- QUOTED TEXT:

#####

Tony asks:

> Ok, you agree that door 2 has a 1 in 3 chance of being the right door, so
>  let us look at this closer.
>  Door 1 (my pick) has a 1 in 3 chance of winning, Door 2 (my buddy's pick)
>  has the same 1 in 3 chance and Door 3  has a 1 in 3 chance.
>
>  Lets say we eliminate 3 by opening it and finding it is a dud, my buddy,
who
>  picked 2, does not all of a sudden have twice as much chance as me get the
>  right one, as there were 2 out of 3 chances he would fail,  the same as
>  there were 2 out of 3 chance that I would fail.
>
>  The fallacy that creeps into everyone's thinking at this point is that
>  because I had a 2/3 chance against me, I would have a 2/3 chance of winning
>  if I gave up my choice and jumped over to the 2/3 chance side.
>
>  The problem with that is , Wouldn't my buddy also be able to get the same
>  2/3 chance if he switched to my side.??   Removing door 3 did not increase
>  my odds to 2/3 nor his.  What it did do is change the rules of the game to
>  give us both 1 out of 2 chance.  This is not a math problem, it is a logic
>  problem.

As I wrote several days ago, never let anyone tell you that properly
describing the event state space in probability problems is easy.

In this case, Tony subtly redefines the problem by having two people choose
two doors -- and then having Monty open the unchosen door. That isn't the
original problem. In the original problem, an intelligent agent (called a
"daemon" in physics) is in operation. In this case the agent/daemon is Monty
Hall, and he has god-like pre-knowledge of the situation.

#####

- RECORDS SHOWN:

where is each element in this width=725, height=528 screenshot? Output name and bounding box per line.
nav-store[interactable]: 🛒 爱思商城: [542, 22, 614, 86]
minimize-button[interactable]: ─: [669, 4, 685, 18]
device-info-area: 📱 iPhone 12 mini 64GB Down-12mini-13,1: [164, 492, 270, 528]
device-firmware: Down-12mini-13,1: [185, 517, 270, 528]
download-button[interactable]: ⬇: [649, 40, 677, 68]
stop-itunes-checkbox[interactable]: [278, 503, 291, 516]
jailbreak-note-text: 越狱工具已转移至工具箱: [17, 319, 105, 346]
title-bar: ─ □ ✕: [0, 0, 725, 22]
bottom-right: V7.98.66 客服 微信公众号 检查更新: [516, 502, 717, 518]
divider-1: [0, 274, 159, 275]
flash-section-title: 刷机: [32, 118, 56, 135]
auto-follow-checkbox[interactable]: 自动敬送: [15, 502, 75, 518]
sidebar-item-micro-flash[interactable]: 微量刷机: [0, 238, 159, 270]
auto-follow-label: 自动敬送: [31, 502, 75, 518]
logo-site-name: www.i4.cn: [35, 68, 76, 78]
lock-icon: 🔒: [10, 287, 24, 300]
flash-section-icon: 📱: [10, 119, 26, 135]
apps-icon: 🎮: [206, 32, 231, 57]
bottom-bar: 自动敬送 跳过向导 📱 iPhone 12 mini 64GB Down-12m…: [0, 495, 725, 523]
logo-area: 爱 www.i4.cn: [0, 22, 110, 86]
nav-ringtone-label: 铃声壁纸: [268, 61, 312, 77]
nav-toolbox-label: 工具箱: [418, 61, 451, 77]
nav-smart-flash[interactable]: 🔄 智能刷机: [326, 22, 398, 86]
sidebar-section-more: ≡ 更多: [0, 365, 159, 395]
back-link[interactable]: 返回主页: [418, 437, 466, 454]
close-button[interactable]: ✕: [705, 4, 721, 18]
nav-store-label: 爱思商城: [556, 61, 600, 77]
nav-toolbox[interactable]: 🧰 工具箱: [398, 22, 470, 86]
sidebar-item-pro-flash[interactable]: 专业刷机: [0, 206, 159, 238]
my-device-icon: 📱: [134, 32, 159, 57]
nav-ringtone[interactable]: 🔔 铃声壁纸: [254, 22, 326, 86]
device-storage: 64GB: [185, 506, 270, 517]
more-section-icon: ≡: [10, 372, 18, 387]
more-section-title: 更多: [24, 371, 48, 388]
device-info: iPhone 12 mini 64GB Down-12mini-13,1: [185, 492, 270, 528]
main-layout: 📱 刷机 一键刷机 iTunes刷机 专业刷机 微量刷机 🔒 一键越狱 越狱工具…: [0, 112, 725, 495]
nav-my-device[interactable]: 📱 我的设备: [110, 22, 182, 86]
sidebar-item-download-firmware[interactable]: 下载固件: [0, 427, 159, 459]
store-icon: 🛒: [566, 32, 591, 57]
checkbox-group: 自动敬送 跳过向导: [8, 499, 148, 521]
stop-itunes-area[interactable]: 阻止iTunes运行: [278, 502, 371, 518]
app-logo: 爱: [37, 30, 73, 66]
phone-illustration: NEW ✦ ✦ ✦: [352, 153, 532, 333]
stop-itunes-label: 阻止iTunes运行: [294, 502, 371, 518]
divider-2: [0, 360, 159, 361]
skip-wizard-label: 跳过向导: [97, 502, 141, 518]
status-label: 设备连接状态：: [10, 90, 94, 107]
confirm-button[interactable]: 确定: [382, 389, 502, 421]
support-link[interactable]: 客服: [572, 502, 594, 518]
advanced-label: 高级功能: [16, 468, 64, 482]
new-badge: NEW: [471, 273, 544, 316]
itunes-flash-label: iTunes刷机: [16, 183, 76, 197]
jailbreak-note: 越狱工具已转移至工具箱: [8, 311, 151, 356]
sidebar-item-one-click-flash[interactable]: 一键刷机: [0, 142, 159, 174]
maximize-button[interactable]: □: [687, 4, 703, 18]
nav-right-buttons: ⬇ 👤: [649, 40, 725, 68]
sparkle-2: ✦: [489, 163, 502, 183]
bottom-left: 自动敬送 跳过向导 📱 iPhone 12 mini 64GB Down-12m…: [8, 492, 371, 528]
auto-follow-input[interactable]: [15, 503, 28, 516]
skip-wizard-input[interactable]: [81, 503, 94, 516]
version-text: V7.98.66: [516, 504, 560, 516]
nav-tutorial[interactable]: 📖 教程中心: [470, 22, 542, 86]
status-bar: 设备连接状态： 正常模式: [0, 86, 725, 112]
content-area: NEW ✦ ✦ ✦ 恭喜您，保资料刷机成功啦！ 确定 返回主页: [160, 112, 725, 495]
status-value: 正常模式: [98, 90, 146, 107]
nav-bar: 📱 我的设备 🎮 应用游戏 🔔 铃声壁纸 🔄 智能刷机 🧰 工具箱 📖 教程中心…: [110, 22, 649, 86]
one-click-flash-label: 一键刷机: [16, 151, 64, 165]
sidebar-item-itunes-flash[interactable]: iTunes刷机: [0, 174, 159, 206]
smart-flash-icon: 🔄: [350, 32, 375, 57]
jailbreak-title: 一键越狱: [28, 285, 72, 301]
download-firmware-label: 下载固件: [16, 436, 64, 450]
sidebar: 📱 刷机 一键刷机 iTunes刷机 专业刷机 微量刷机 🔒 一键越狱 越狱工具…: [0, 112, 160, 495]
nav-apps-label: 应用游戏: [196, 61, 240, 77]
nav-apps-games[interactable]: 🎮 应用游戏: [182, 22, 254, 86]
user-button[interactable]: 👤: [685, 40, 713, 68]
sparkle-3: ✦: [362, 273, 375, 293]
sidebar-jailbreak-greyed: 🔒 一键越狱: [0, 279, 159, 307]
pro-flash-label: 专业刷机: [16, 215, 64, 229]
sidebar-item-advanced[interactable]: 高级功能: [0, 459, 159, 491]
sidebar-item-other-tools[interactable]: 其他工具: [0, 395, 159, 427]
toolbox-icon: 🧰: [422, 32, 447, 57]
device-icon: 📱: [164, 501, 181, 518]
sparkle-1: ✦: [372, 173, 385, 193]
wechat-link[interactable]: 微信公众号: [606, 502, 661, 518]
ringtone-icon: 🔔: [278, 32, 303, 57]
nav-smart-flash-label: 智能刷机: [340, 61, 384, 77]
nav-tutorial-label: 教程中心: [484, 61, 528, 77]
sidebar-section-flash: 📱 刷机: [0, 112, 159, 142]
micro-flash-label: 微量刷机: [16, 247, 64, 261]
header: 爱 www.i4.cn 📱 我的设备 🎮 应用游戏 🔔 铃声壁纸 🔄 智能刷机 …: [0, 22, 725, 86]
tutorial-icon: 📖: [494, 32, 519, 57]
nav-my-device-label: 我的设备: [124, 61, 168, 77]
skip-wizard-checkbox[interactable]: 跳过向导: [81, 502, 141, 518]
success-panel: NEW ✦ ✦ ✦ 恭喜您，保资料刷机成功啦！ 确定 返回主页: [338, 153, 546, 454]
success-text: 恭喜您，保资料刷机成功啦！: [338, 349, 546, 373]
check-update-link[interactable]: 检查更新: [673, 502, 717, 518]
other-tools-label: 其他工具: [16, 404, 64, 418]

#####

- GIVEN INSTRUCTION:
Pick up the Monty Hall problem reply where it stops and keep writing it.

- WRITTEN ANSWER:
With just one contestant, Monty has two doors to chose from -- and will
always have at least one door *without* a prize behind it, and that's the
door he'll show you. If he happens to have two doors without prizes, because
you have chosen the winning door, it doesn't matter which door he shows you.
Nonetheless, the odds remain the same. If you hold your original choice, you
have a 1/3th chance of winning. If you choose Monty's unopened door, you have
a 2/3th's chance of winning.

What happens when you have two contestants (you and your buddy), you
completely eliminate Monty's freedom to always select a non-winning door. He
is no longer a daemon; rather he has now become just a cog in the mechanism.
The unchosen door has a 1/3th chance of being the winning door. If that
proves to be true, you both lose. But if it's not, you and your buddy each
have a 1/2th chance of being the winner, just as you say.

But the problem is, you're playing a different game than was originally
described.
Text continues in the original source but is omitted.